===== Extracted records =====
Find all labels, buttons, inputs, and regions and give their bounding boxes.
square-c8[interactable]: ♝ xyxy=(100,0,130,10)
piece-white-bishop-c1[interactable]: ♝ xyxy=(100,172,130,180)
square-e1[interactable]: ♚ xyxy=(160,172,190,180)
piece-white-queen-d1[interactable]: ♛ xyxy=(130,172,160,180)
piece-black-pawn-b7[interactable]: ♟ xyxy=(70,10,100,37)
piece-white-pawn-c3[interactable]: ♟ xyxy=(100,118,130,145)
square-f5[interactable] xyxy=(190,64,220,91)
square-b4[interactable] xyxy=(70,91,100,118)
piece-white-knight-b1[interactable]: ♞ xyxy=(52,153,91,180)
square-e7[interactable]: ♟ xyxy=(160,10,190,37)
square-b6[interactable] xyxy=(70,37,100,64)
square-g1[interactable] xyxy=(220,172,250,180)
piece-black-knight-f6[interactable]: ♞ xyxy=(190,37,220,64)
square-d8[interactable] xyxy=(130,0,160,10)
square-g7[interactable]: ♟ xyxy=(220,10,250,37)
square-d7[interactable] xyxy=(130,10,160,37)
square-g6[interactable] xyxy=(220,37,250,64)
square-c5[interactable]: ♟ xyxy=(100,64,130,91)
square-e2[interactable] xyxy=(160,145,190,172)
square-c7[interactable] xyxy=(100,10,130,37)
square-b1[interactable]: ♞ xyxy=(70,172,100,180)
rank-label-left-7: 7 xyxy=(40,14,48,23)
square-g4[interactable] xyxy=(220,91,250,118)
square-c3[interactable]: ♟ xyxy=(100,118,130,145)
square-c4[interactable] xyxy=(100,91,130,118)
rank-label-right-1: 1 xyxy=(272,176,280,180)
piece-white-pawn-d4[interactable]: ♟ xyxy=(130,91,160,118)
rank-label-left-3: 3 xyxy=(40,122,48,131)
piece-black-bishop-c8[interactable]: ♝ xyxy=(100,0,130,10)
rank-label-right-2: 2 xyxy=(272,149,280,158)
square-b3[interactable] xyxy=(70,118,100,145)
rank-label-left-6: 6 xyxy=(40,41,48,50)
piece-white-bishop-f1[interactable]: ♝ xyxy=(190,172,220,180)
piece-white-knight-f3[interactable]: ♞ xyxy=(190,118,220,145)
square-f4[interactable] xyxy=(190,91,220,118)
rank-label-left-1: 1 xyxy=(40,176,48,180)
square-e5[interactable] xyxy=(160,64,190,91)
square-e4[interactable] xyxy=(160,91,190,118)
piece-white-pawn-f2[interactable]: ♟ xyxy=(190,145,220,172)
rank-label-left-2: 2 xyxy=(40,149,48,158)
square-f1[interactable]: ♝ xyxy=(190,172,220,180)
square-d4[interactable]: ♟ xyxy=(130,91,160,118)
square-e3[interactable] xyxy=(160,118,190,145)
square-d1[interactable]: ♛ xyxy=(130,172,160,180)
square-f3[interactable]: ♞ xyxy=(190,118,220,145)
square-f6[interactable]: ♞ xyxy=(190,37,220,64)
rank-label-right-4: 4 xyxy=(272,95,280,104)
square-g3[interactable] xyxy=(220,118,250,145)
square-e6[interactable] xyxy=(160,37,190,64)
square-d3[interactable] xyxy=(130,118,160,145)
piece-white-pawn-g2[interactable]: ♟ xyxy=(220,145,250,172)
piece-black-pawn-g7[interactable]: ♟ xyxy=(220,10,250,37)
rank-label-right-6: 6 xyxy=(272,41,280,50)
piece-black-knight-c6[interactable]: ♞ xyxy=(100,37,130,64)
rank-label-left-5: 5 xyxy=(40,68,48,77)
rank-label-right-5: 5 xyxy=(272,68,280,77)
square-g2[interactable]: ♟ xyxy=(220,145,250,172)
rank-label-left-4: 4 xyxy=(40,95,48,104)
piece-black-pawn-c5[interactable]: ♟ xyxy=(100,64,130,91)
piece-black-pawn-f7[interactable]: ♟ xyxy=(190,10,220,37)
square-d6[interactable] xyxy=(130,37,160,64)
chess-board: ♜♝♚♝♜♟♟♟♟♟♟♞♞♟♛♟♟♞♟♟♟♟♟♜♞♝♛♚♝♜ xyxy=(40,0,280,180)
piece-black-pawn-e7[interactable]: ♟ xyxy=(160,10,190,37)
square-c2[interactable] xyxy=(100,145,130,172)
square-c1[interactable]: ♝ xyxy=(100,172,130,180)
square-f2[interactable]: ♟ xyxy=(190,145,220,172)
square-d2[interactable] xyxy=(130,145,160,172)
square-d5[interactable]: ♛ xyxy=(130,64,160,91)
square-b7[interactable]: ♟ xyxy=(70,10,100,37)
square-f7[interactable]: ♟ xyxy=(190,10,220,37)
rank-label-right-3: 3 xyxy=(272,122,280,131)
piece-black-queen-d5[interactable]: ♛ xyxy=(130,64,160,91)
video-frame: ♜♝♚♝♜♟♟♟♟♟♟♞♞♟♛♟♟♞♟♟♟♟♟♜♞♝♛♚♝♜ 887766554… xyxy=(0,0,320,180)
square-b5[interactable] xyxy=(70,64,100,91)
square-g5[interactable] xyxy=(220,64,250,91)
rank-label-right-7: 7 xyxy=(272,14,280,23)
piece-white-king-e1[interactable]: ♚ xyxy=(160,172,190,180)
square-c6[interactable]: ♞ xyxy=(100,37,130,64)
=====
Task: Convert the lines above into a JSON list of strings, one string per line, leaving out blank lines.

Finished exercise:
[
  "Find all labels, buttons, inputs, and regions and give their bounding boxes.",
  "square-c8[interactable]: ♝ xyxy=(100,0,130,10)",
  "piece-white-bishop-c1[interactable]: ♝ xyxy=(100,172,130,180)",
  "square-e1[interactable]: ♚ xyxy=(160,172,190,180)",
  "piece-white-queen-d1[interactable]: ♛ xyxy=(130,172,160,180)",
  "piece-black-pawn-b7[interactable]: ♟ xyxy=(70,10,100,37)",
  "piece-white-pawn-c3[interactable]: ♟ xyxy=(100,118,130,145)",
  "square-f5[interactable] xyxy=(190,64,220,91)",
  "square-b4[interactable] xyxy=(70,91,100,118)",
  "piece-white-knight-b1[interactable]: ♞ xyxy=(52,153,91,180)",
  "square-e7[interactable]: ♟ xyxy=(160,10,190,37)",
  "square-b6[interactable] xyxy=(70,37,100,64)",
  "square-g1[interactable] xyxy=(220,172,250,180)",
  "piece-black-knight-f6[interactable]: ♞ xyxy=(190,37,220,64)",
  "square-d8[interactable] xyxy=(130,0,160,10)",
  "square-g7[interactable]: ♟ xyxy=(220,10,250,37)",
  "square-d7[interactable] xyxy=(130,10,160,37)",
  "square-g6[interactable] xyxy=(220,37,250,64)",
  "square-c5[interactable]: ♟ xyxy=(100,64,130,91)",
  "square-e2[interactable] xyxy=(160,145,190,172)",
  "square-c7[interactable] xyxy=(100,10,130,37)",
  "square-b1[interactable]: ♞ xyxy=(70,172,100,180)",
  "rank-label-left-7: 7 xyxy=(40,14,48,23)",
  "square-g4[interactable] xyxy=(220,91,250,118)",
  "square-c3[interactable]: ♟ xyxy=(100,118,130,145)",
  "square-c4[interactable] xyxy=(100,91,130,118)",
  "rank-label-right-1: 1 xyxy=(272,176,280,180)",
  "piece-white-pawn-d4[interactable]: ♟ xyxy=(130,91,160,118)",
  "rank-label-left-3: 3 xyxy=(40,122,48,131)",
  "piece-black-bishop-c8[interactable]: ♝ xyxy=(100,0,130,10)",
  "rank-label-right-2: 2 xyxy=(272,149,280,158)",
  "square-b3[interactable] xyxy=(70,118,100,145)",
  "rank-label-left-6: 6 xyxy=(40,41,48,50)",
  "piece-white-bishop-f1[interactable]: ♝ xyxy=(190,172,220,180)",
  "piece-white-knight-f3[interactable]: ♞ xyxy=(190,118,220,145)",
  "square-f4[interactable] xyxy=(190,91,220,118)",
  "rank-label-left-1: 1 xyxy=(40,176,48,180)",
  "square-e5[interactable] xyxy=(160,64,190,91)",
  "square-e4[interactable] xyxy=(160,91,190,118)",
  "piece-white-pawn-f2[interactable]: ♟ xyxy=(190,145,220,172)",
  "rank-label-left-2: 2 xyxy=(40,149,48,158)",
  "square-f1[interactable]: ♝ xyxy=(190,172,220,180)",
  "square-d4[interactable]: ♟ xyxy=(130,91,160,118)",
  "square-e3[interactable] xyxy=(160,118,190,145)",
  "square-d1[interactable]: ♛ xyxy=(130,172,160,180)",
  "square-f3[interactable]: ♞ xyxy=(190,118,220,145)",
  "square-f6[interactable]: ♞ xyxy=(190,37,220,64)",
  "rank-label-right-4: 4 xyxy=(272,95,280,104)",
  "square-g3[interactable] xyxy=(220,118,250,145)",
  "square-e6[interactable] xyxy=(160,37,190,64)",
  "square-d3[interactable] xyxy=(130,118,160,145)",
  "piece-white-pawn-g2[interactable]: ♟ xyxy=(220,145,250,172)",
  "piece-black-pawn-g7[interactable]: ♟ xyxy=(220,10,250,37)",
  "rank-label-right-6: 6 xyxy=(272,41,280,50)",
  "piece-black-knight-c6[interactable]: ♞ xyxy=(100,37,130,64)",
  "rank-label-left-5: 5 xyxy=(40,68,48,77)",
  "rank-label-right-5: 5 xyxy=(272,68,280,77)",
  "square-g2[interactable]: ♟ xyxy=(220,145,250,172)",
  "rank-label-left-4: 4 xyxy=(40,95,48,104)",
  "piece-black-pawn-c5[interactable]: ♟ xyxy=(100,64,130,91)",
  "piece-black-pawn-f7[interactable]: ♟ xyxy=(190,10,220,37)",
  "square-d6[interactable] xyxy=(130,37,160,64)",
  "chess-board: ♜♝♚♝♜♟♟♟♟♟♟♞♞♟♛♟♟♞♟♟♟♟♟♜♞♝♛♚♝♜ xyxy=(40,0,280,180)",
  "piece-black-pawn-e7[interactable]: ♟ xyxy=(160,10,190,37)",
  "square-c2[interactable] xyxy=(100,145,130,172)",
  "square-c1[interactable]: ♝ xyxy=(100,172,130,180)",
  "square-f2[interactable]: ♟ xyxy=(190,145,220,172)",
  "square-d2[interactable] xyxy=(130,145,160,172)",
  "square-d5[interactable]: ♛ xyxy=(130,64,160,91)",
  "square-b7[interactable]: ♟ xyxy=(70,10,100,37)",
  "square-f7[interactable]: ♟ xyxy=(190,10,220,37)",
  "rank-label-right-3: 3 xyxy=(272,122,280,131)",
  "piece-black-queen-d5[interactable]: ♛ xyxy=(130,64,160,91)",
  "video-frame: ♜♝♚♝♜♟♟♟♟♟♟♞♞♟♛♟♟♞♟♟♟♟♟♜♞♝♛♚♝♜ 887766554… xyxy=(0,0,320,180)",
  "square-b5[interactable] xyxy=(70,64,100,91)",
  "square-g5[interactable] xyxy=(220,64,250,91)",
  "rank-label-right-7: 7 xyxy=(272,14,280,23)",
  "piece-white-king-e1[interactable]: ♚ xyxy=(160,172,190,180)",
  "square-c6[interactable]: ♞ xyxy=(100,37,130,64)"
]